======== ROWS

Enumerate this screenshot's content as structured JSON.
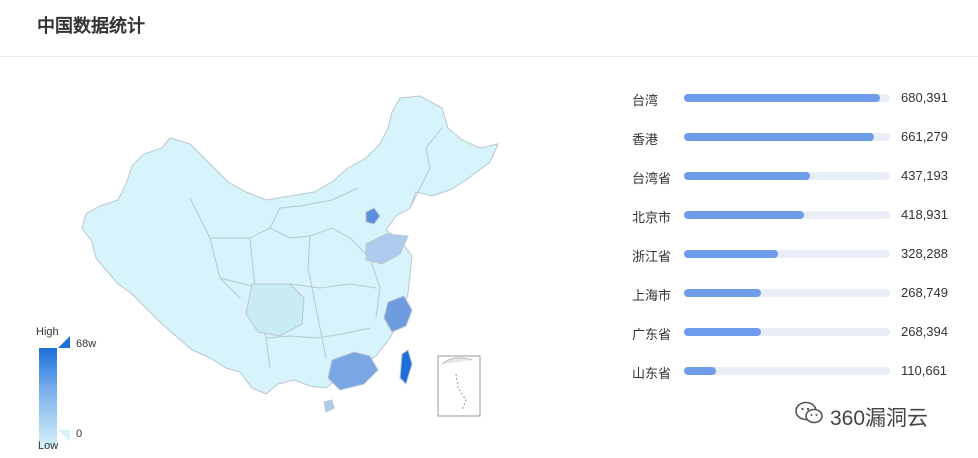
{
  "header": {
    "title": "中国数据统计"
  },
  "legend": {
    "high_label": "High",
    "low_label": "Low",
    "max_value": "68w",
    "min_value": "0"
  },
  "colors": {
    "bar_fill": "#6f9cea",
    "bar_track": "#e9edf6",
    "map_low": "#d7f3fb",
    "map_high": "#1e6fd9"
  },
  "chart_data": {
    "type": "bar",
    "title": "",
    "categories": [
      "台湾",
      "香港",
      "台湾省",
      "北京市",
      "浙江省",
      "上海市",
      "广东省",
      "山东省"
    ],
    "values": [
      680391,
      661279,
      437193,
      418931,
      328288,
      268749,
      268394,
      110661
    ],
    "value_labels": [
      "680,391",
      "661,279",
      "437,193",
      "418,931",
      "328,288",
      "268,749",
      "268,394",
      "110,661"
    ],
    "max": 680391
  },
  "watermark": {
    "text": "360漏洞云",
    "icon": "wechat-icon"
  }
}
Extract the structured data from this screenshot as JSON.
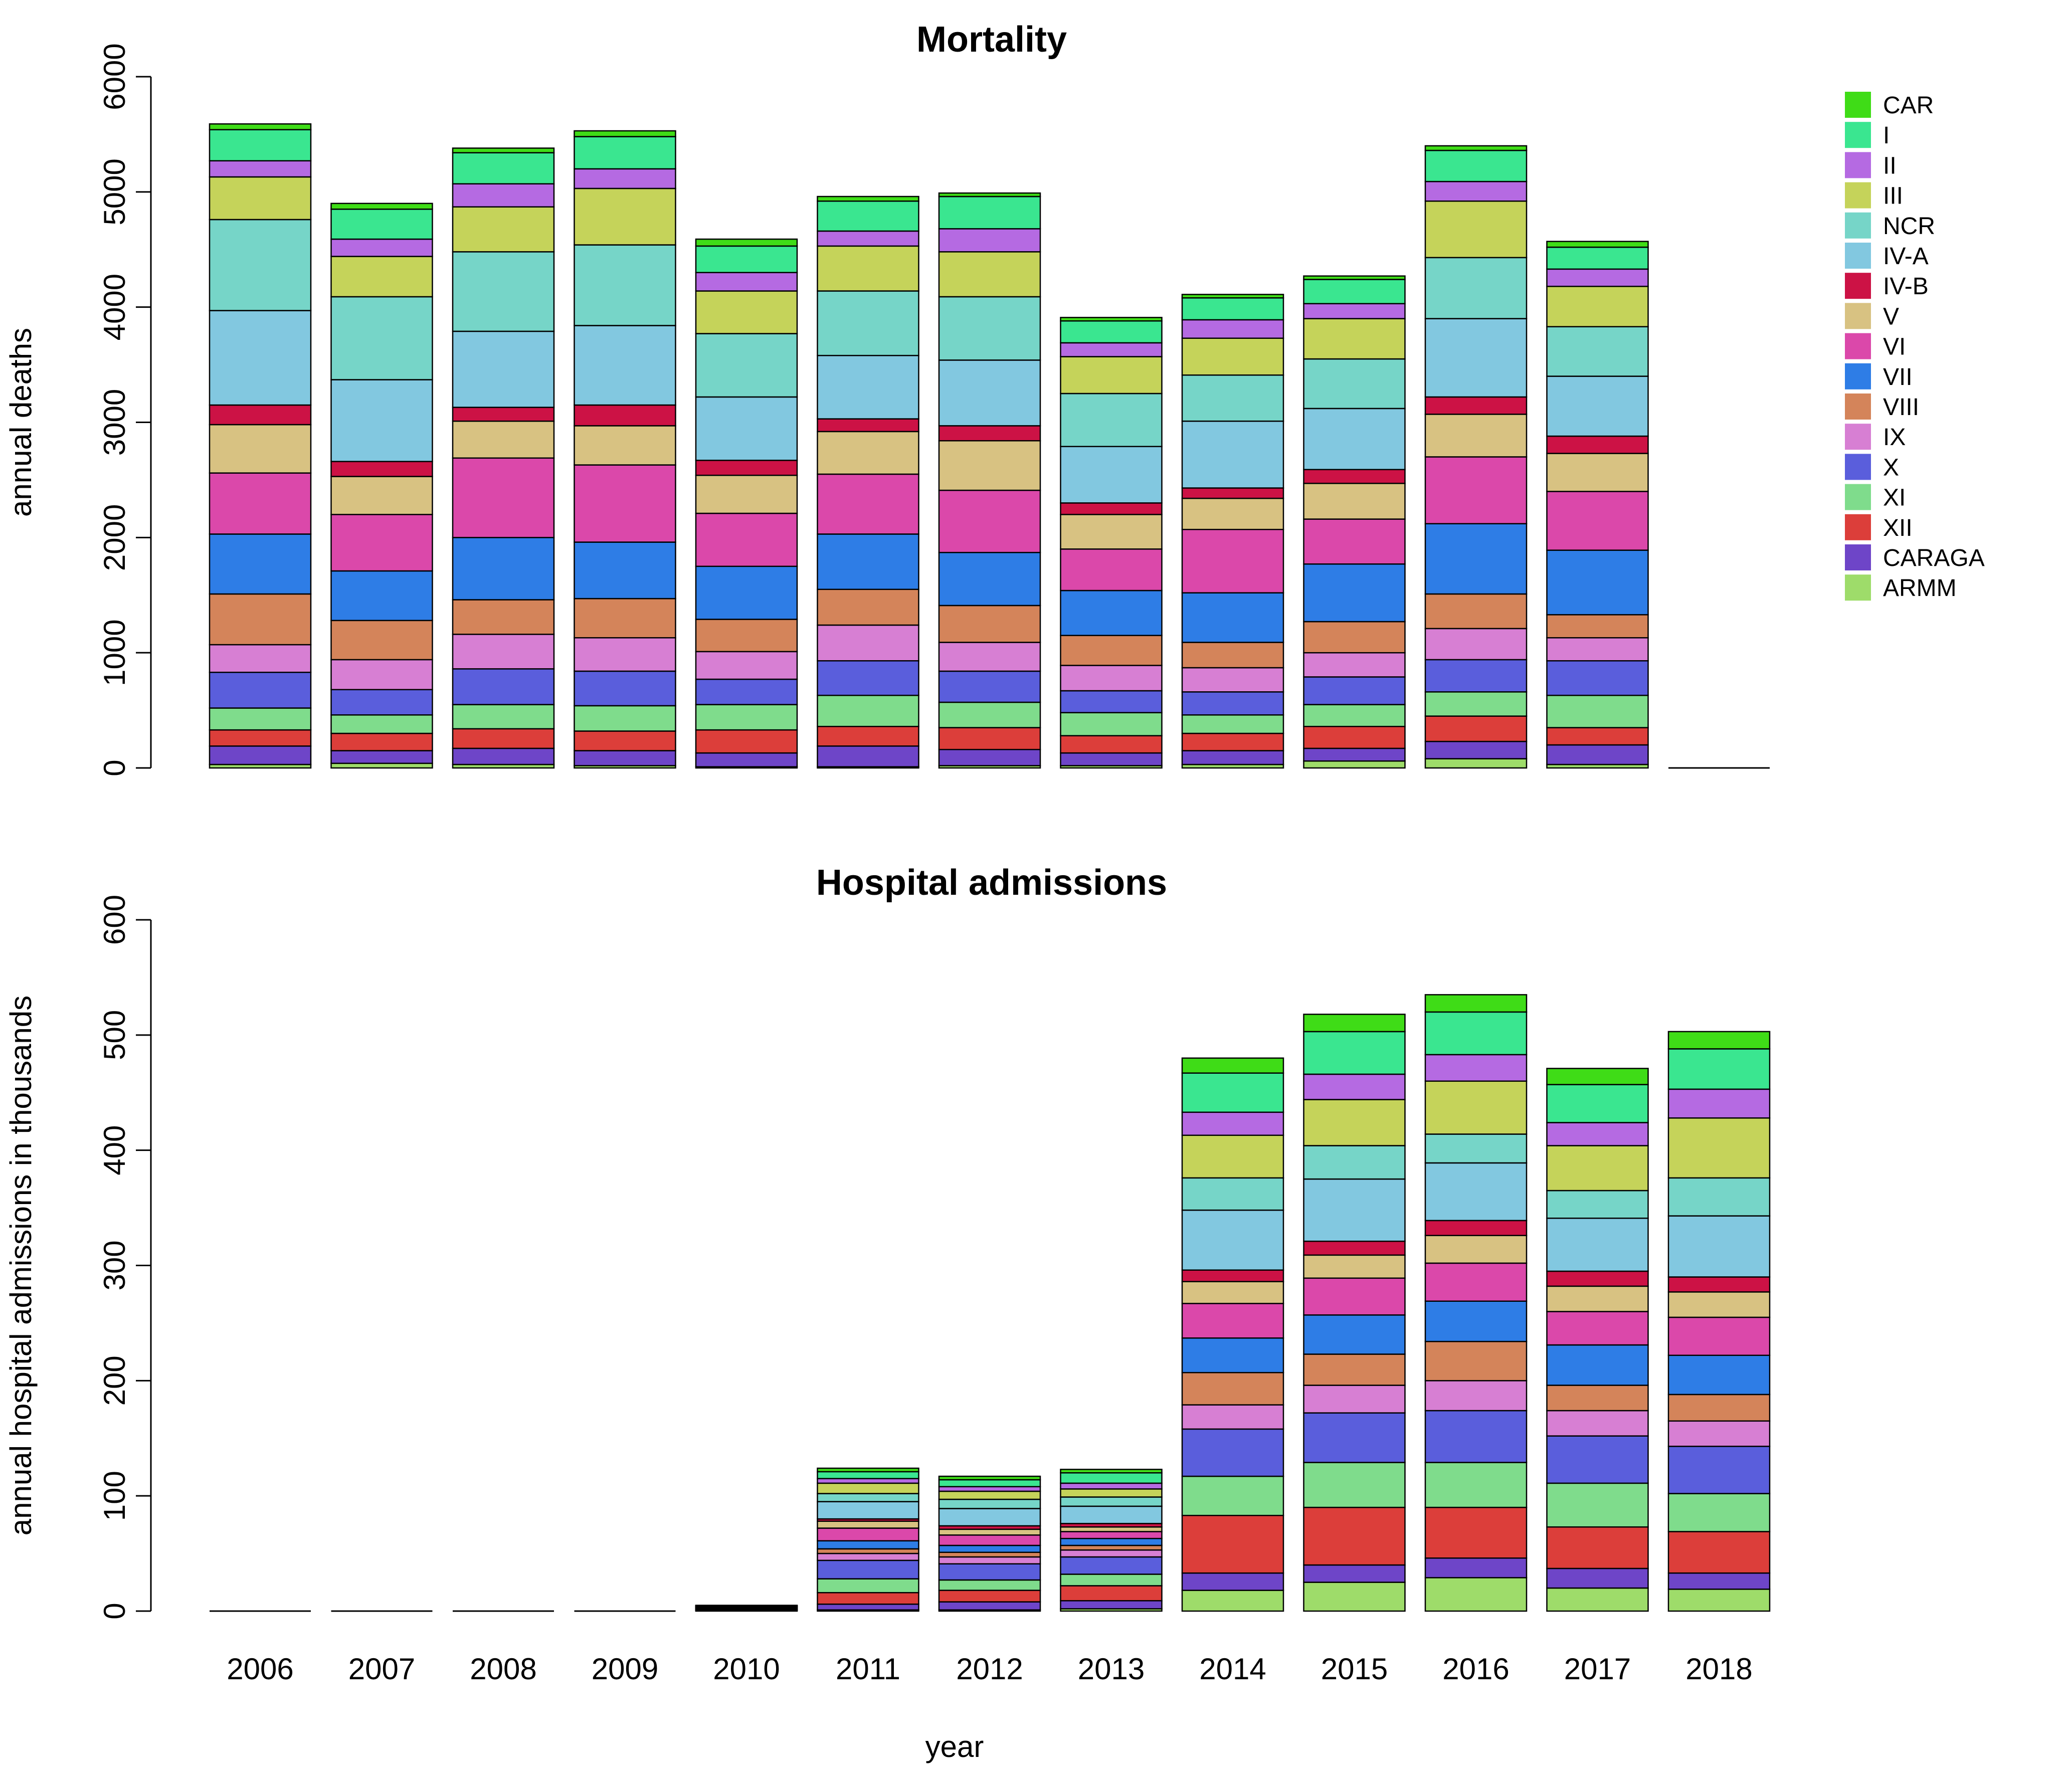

================

TASK DETAILS — All of the entries above should be copied exactly, except for the pictures.

RESPONSE BELOW —
Enumerate this screenshot's content as structured JSON.
{
  "header": {
    "title": "中国数据统计"
  },
  "legend": {
    "high_label": "High",
    "low_label": "Low",
    "max_value": "68w",
    "min_value": "0"
  },
  "colors": {
    "bar_fill": "#6f9cea",
    "bar_track": "#e9edf6",
    "map_low": "#d7f3fb",
    "map_high": "#1e6fd9"
  },
  "chart_data": {
    "type": "bar",
    "title": "",
    "categories": [
      "台湾",
      "香港",
      "台湾省",
      "北京市",
      "浙江省",
      "上海市",
      "广东省",
      "山东省"
    ],
    "values": [
      680391,
      661279,
      437193,
      418931,
      328288,
      268749,
      268394,
      110661
    ],
    "value_labels": [
      "680,391",
      "661,279",
      "437,193",
      "418,931",
      "328,288",
      "268,749",
      "268,394",
      "110,661"
    ],
    "max": 680391
  },
  "watermark": {
    "text": "360漏洞云",
    "icon": "wechat-icon"
  }
}
Extract the structured data from this screenshot as JSON.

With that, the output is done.